### Given task
Output only the count of lines that contain "JSON".

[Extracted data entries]
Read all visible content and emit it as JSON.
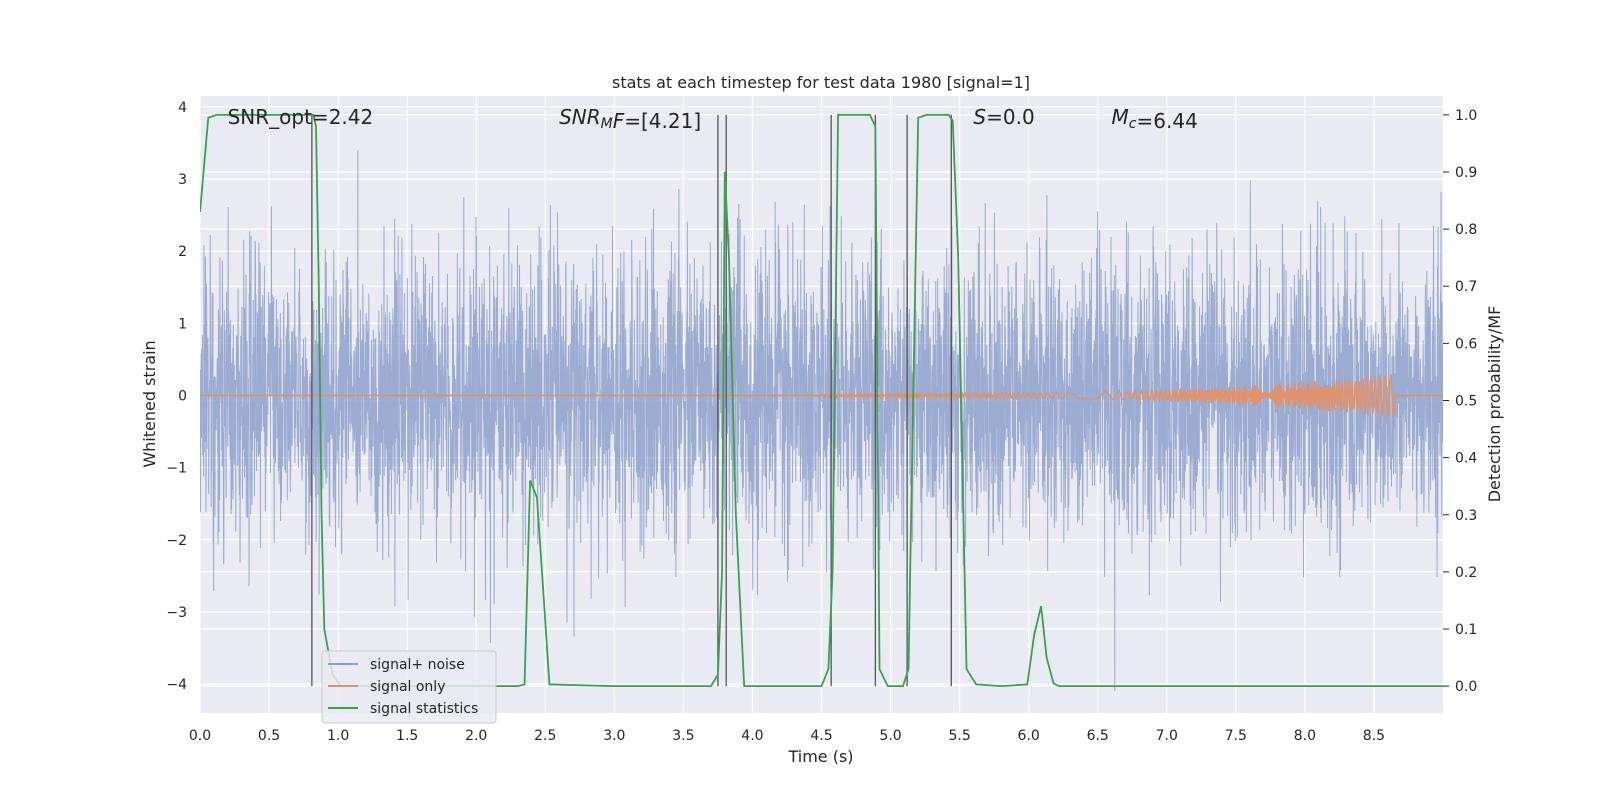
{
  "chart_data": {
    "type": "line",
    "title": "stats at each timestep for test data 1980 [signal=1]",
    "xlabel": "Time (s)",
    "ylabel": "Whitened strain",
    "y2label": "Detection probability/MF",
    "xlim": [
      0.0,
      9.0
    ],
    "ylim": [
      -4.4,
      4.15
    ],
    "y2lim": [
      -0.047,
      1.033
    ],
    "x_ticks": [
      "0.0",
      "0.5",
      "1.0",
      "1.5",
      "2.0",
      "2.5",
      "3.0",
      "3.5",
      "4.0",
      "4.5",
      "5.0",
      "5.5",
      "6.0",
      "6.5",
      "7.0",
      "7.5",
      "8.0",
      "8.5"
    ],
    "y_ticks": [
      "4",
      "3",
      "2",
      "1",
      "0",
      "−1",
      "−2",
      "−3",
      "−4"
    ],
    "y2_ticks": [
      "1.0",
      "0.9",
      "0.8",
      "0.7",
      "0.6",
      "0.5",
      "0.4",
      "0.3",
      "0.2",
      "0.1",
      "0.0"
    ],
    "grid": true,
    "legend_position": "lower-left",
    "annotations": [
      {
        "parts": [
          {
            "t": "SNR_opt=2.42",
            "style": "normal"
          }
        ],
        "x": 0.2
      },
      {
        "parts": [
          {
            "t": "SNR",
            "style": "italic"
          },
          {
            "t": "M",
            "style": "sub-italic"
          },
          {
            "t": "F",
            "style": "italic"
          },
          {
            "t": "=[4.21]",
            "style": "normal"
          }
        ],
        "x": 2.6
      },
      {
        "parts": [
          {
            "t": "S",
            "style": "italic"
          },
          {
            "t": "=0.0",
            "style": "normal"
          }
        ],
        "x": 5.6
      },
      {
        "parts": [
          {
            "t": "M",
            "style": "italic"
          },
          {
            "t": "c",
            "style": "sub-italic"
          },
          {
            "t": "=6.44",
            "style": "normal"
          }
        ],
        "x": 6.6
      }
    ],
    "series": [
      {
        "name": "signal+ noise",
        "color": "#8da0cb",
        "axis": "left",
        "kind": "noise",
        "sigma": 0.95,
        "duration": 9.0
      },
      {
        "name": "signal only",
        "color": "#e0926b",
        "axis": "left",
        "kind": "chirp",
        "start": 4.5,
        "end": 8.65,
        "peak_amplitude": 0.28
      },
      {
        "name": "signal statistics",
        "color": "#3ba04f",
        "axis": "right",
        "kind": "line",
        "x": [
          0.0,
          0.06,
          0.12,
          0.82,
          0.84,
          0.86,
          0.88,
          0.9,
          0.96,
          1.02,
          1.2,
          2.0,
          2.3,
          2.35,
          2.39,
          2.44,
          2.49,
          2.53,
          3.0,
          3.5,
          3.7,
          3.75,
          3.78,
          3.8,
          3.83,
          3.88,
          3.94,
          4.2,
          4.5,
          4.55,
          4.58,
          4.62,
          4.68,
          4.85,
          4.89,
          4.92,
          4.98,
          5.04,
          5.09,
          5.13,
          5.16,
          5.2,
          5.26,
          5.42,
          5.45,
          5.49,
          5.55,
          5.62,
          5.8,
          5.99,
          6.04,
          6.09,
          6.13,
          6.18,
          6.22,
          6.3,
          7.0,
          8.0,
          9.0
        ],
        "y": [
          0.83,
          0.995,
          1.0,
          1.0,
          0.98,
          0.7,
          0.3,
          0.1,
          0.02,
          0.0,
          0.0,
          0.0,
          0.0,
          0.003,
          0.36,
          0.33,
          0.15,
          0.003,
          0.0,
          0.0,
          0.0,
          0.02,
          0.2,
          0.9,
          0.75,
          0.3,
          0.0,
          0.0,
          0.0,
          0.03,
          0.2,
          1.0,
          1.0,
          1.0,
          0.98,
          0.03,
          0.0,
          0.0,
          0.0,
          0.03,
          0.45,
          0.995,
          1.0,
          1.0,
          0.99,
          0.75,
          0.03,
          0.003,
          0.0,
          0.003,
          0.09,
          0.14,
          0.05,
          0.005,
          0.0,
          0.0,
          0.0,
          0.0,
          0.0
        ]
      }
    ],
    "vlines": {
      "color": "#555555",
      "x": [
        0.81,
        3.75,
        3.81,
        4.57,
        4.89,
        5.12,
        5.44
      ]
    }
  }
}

--

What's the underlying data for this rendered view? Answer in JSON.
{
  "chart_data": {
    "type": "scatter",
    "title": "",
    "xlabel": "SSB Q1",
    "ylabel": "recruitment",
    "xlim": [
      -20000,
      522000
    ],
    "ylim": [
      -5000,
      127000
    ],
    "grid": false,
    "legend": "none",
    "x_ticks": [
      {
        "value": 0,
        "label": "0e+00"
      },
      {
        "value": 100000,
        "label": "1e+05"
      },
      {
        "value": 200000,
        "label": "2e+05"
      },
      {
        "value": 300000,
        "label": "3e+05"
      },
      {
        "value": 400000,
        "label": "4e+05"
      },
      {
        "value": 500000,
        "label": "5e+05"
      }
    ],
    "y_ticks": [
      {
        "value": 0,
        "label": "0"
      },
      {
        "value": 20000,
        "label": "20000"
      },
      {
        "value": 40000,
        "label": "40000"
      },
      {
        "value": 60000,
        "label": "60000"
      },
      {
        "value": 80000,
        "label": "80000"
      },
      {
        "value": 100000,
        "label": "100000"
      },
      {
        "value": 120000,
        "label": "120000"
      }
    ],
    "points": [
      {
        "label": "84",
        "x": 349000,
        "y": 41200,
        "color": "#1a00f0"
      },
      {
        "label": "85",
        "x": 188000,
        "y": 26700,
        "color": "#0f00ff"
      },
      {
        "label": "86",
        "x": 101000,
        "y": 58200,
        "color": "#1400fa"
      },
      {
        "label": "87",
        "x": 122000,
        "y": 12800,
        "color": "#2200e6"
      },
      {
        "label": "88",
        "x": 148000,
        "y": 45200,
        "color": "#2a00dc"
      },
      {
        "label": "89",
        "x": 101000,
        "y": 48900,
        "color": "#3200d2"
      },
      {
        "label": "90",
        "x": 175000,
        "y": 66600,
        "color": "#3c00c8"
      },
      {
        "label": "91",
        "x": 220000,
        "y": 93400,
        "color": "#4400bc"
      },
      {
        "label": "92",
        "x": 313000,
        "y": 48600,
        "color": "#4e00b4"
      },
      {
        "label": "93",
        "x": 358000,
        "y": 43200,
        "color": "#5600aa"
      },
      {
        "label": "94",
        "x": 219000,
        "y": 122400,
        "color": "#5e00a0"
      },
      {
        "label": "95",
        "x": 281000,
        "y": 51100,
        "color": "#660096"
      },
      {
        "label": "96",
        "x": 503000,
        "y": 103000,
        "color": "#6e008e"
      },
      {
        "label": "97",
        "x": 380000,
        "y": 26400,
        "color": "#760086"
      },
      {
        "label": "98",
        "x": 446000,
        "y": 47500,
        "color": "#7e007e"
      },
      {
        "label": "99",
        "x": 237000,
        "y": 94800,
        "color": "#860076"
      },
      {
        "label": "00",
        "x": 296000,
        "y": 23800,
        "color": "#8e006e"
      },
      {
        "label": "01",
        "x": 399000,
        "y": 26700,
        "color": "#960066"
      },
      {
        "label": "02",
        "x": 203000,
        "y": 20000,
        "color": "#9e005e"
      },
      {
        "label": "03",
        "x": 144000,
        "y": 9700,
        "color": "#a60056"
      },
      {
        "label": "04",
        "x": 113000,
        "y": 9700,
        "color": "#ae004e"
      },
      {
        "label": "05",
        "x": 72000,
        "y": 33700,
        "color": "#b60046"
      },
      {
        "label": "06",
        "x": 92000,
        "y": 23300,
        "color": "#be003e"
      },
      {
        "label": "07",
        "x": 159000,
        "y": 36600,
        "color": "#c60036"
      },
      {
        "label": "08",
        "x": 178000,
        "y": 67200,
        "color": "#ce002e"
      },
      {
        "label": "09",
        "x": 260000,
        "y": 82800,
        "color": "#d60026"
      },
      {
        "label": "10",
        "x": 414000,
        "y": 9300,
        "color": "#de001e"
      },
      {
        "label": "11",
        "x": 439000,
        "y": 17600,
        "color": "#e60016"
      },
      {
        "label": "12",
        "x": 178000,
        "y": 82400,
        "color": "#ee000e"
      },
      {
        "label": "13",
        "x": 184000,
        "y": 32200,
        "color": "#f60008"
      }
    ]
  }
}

---

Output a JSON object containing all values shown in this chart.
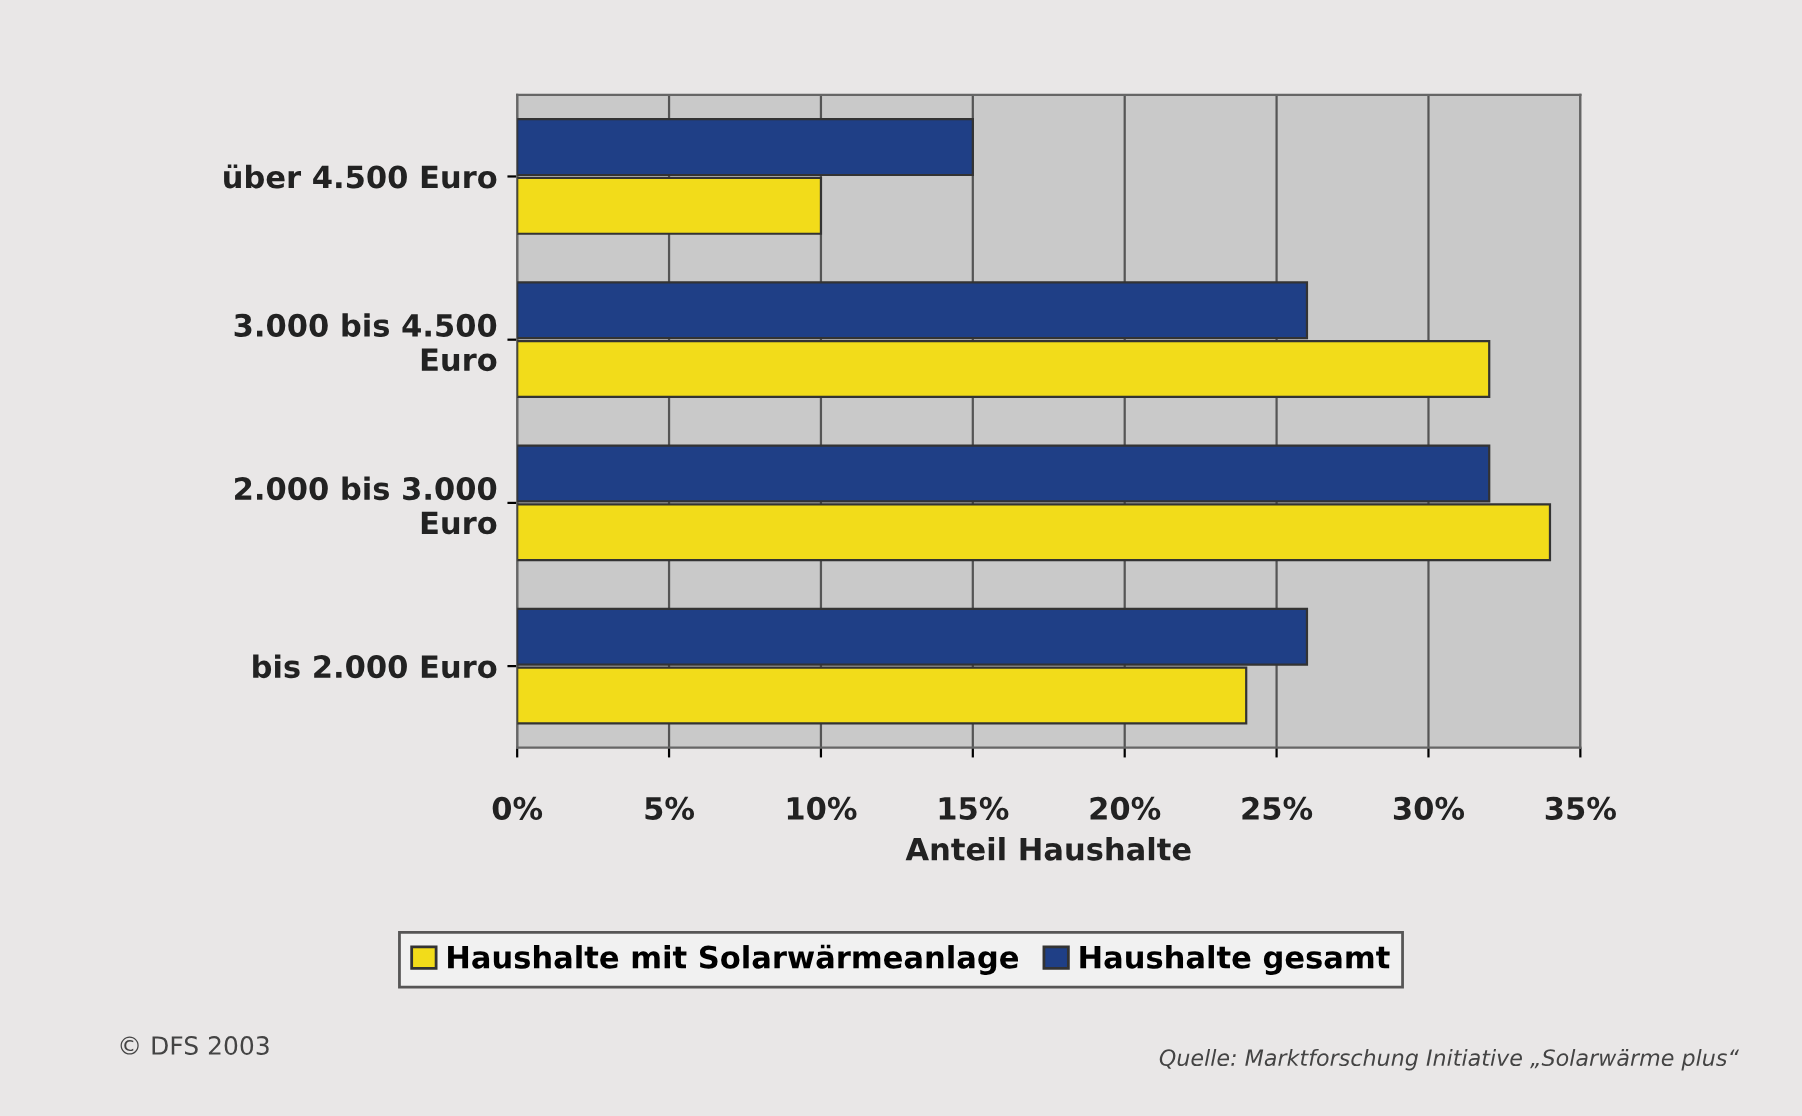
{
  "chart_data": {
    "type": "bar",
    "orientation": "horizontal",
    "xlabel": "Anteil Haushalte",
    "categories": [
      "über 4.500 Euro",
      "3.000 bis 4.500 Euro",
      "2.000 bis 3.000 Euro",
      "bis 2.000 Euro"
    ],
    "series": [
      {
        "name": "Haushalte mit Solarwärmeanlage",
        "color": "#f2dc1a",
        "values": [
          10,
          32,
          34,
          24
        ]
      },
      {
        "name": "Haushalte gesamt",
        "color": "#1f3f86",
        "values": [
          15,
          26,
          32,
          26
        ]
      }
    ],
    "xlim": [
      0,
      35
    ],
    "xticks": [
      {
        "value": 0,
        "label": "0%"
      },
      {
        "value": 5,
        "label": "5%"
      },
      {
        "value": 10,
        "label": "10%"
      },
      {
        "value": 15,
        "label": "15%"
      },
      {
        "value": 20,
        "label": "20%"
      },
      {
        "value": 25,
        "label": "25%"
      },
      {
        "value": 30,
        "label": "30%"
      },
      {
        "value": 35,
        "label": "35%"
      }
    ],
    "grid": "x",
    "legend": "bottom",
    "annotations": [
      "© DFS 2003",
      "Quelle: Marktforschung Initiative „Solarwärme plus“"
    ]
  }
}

### Full output
3